List all lines of the data that include the string "volumului".
────
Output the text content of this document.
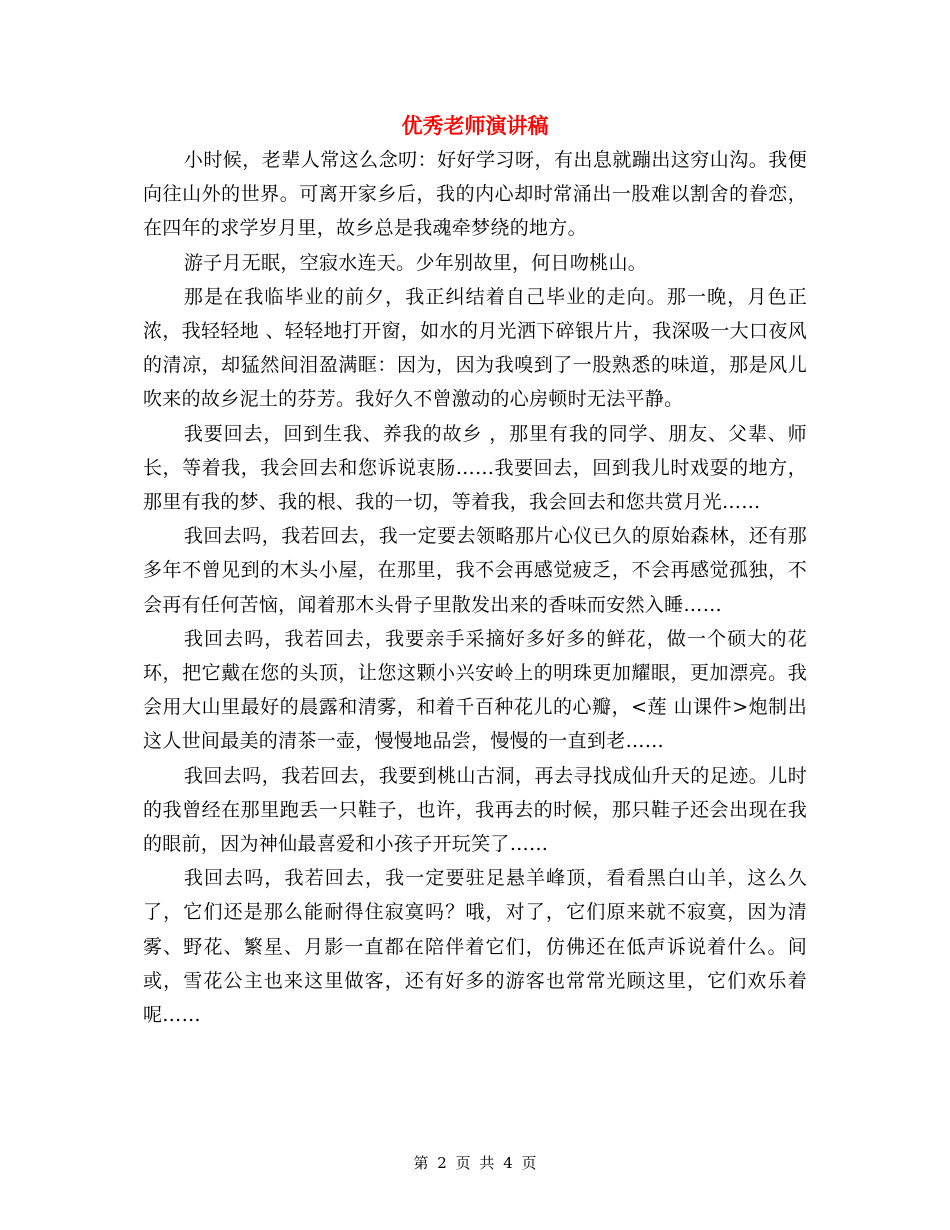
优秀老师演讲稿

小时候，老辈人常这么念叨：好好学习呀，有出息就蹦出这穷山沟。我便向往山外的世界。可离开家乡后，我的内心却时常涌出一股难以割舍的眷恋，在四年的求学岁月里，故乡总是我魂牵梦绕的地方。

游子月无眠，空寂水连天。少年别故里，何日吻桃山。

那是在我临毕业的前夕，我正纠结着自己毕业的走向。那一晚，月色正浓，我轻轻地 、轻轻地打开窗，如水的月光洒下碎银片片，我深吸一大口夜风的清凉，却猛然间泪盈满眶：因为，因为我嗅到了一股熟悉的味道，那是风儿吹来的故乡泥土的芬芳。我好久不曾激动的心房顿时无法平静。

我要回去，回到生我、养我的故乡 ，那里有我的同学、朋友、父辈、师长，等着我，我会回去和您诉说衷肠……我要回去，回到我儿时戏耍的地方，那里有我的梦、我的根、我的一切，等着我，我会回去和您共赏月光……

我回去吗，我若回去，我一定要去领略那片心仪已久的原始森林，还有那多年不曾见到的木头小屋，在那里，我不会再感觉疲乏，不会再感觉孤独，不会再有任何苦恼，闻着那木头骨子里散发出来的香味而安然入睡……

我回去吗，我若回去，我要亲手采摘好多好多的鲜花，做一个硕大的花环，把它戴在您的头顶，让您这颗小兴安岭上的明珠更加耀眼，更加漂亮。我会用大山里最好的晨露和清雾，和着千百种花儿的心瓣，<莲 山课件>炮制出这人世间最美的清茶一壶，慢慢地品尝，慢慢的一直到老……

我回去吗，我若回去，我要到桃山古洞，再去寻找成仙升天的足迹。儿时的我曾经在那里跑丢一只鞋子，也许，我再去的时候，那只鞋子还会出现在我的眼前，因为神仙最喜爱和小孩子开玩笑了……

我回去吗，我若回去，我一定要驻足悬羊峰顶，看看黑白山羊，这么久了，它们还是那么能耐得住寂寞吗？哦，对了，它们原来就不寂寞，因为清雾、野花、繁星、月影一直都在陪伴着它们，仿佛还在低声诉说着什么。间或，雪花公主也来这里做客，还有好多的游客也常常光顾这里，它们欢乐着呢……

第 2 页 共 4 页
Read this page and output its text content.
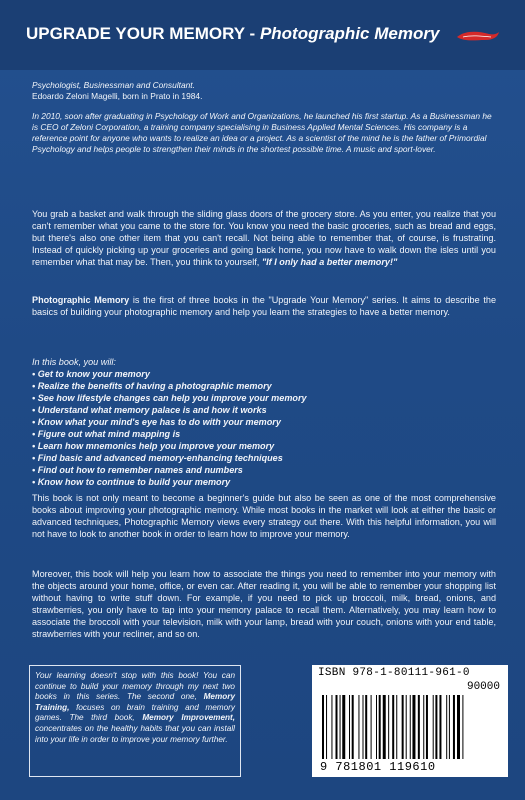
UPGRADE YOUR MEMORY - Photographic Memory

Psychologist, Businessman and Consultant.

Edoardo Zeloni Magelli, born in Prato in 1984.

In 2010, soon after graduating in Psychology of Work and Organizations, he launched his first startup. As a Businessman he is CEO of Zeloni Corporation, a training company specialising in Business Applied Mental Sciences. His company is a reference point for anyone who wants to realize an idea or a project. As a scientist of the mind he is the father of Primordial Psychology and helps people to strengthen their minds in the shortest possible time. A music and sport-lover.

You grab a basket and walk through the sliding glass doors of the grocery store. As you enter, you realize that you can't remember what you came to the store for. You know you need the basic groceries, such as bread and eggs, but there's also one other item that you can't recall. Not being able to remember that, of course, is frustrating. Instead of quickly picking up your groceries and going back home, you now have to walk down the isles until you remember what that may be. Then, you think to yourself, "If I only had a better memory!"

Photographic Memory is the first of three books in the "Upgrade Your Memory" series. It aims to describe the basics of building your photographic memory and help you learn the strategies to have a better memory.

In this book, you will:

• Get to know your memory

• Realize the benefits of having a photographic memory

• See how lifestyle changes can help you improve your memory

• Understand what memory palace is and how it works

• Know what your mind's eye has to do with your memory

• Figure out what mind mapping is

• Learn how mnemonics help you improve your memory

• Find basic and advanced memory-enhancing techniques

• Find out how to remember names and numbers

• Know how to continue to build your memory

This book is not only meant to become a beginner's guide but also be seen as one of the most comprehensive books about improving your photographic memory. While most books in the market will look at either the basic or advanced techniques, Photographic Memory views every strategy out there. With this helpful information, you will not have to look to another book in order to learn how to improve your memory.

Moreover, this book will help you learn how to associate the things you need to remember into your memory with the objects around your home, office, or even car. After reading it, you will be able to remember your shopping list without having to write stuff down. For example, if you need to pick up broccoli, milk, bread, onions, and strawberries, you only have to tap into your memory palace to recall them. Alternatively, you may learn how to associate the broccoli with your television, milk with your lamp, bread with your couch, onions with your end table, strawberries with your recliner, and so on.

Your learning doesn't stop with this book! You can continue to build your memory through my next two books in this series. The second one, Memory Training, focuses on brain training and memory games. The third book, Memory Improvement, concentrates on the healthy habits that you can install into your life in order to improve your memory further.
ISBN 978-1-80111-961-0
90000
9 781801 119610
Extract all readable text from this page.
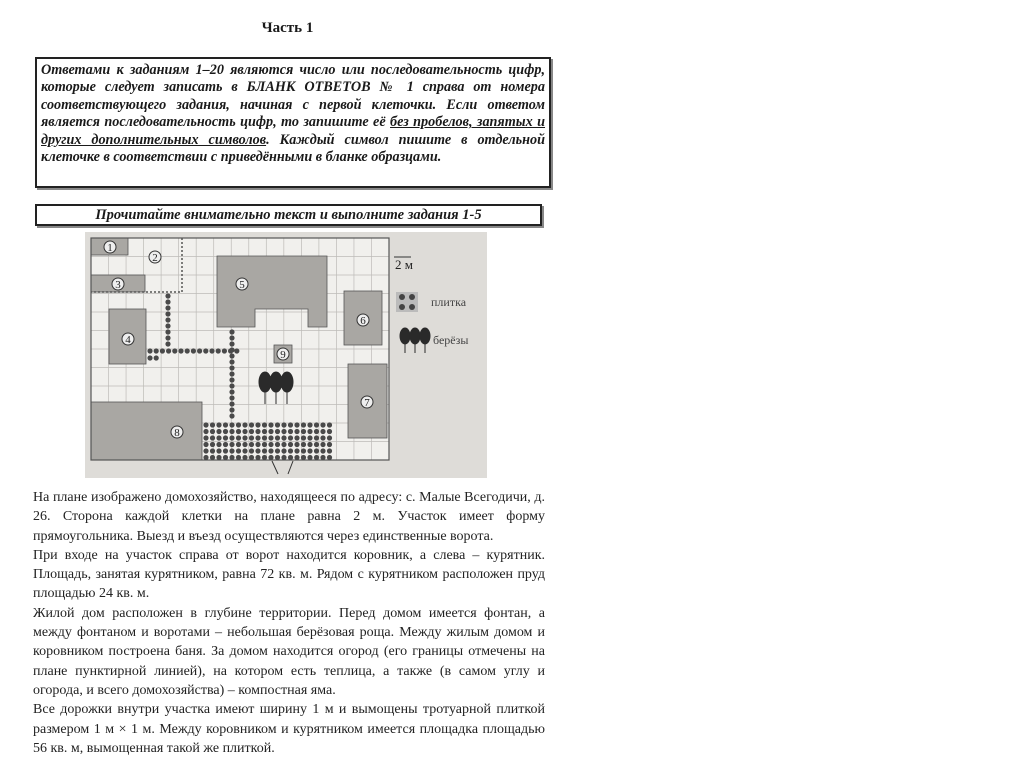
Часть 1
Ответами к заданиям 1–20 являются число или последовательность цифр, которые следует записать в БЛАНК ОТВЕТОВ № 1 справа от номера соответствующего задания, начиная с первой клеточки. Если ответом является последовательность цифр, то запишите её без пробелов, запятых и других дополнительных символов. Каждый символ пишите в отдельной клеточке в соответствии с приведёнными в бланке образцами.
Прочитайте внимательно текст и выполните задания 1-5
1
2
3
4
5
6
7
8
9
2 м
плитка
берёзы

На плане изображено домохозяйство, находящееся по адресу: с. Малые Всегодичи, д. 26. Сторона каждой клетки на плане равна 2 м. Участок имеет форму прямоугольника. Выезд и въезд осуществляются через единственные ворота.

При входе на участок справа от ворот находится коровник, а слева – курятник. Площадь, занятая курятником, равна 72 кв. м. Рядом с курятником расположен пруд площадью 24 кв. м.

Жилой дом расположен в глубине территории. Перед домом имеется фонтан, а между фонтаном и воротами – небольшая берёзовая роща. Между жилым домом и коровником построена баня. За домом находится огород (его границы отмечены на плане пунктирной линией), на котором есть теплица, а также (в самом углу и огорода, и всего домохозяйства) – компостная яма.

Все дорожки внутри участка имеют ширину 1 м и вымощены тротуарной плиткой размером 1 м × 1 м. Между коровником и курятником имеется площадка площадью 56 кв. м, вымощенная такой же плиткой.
────
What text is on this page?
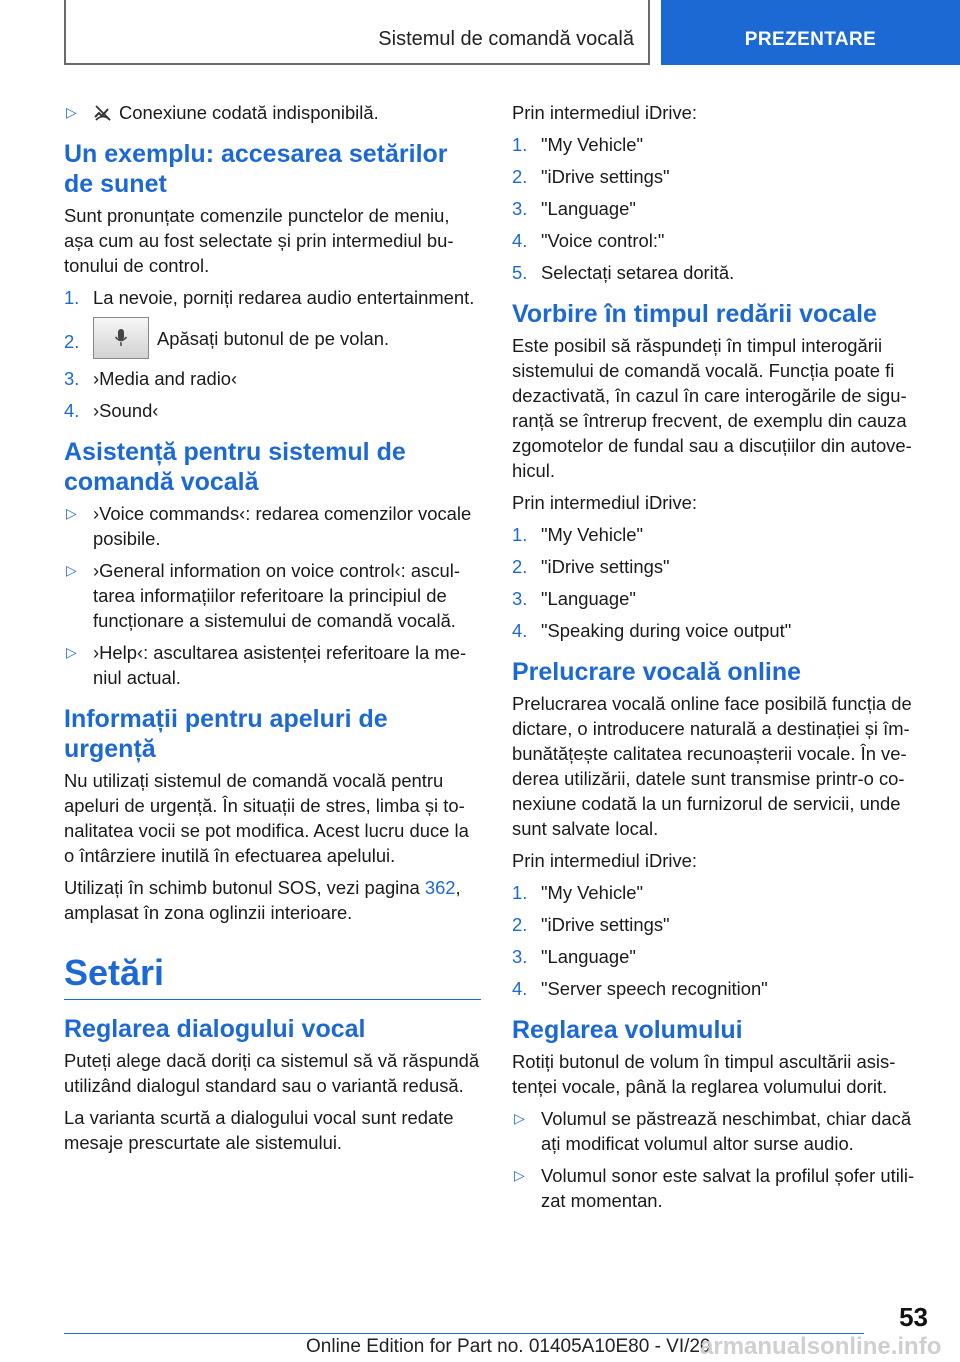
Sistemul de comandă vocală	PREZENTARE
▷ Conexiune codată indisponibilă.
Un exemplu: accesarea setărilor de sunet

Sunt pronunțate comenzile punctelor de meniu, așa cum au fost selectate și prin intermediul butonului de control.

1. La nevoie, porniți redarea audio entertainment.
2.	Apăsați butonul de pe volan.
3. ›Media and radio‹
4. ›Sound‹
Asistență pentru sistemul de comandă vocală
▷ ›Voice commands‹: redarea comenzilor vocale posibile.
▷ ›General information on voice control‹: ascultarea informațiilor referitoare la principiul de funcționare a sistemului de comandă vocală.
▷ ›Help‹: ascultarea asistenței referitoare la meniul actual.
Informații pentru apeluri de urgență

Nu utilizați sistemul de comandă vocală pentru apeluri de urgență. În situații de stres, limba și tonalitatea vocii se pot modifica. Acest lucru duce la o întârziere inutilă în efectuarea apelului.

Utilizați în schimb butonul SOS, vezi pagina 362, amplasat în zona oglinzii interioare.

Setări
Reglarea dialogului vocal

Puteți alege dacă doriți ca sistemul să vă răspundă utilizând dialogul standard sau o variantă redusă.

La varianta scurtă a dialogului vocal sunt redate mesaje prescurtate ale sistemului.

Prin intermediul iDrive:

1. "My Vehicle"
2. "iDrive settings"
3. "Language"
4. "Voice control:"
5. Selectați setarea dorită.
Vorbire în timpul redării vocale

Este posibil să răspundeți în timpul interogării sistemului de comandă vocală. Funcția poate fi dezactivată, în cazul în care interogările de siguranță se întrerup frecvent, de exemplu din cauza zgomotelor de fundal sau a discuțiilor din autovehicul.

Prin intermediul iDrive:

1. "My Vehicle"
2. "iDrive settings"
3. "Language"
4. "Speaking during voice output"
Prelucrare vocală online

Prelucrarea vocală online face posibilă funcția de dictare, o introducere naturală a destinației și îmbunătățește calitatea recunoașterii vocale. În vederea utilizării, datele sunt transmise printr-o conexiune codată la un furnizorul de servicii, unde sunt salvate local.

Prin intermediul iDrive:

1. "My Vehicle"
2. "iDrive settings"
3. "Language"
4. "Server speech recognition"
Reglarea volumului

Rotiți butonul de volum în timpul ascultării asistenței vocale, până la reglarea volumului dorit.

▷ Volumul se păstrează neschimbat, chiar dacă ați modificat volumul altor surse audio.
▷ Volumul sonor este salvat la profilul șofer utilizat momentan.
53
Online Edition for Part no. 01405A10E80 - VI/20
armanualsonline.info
────
### COMPLETE OUTPUT
Reglarea volumului
Rotiți butonul de volum în timpul ascultării asistenței vocale, până la reglarea volumului dorit.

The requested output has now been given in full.